** START Provided data **

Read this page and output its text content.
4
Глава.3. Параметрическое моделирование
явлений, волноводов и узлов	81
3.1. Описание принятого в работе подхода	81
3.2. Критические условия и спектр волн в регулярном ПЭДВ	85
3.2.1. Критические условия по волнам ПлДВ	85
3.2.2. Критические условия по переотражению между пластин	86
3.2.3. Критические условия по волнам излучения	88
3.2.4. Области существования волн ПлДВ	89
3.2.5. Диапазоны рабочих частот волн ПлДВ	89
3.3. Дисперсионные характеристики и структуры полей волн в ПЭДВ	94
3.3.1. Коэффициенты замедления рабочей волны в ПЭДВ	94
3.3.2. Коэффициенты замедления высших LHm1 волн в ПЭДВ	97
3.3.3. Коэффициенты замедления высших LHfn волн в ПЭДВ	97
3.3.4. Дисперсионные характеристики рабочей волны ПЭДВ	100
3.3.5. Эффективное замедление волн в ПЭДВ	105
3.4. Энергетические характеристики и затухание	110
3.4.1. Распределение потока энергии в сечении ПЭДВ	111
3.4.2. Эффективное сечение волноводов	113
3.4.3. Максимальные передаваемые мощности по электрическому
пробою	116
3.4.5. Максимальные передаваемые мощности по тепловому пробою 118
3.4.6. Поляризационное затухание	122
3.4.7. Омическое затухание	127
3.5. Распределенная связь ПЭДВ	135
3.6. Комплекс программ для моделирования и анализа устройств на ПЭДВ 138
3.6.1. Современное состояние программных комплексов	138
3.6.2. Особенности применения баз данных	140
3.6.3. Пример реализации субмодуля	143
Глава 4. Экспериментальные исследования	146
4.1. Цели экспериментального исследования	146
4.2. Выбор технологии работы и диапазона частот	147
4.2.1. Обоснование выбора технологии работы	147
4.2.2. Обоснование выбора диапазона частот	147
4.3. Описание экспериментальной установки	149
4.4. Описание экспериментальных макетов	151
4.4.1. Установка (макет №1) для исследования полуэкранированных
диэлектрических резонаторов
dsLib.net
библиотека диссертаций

** END Provided data **

Task prompt
Pull every line containing the word "Глава" out of the entries above.

Reply to the task
Глава.3. Параметрическое моделирование
Глава 4. Экспериментальные исследования	146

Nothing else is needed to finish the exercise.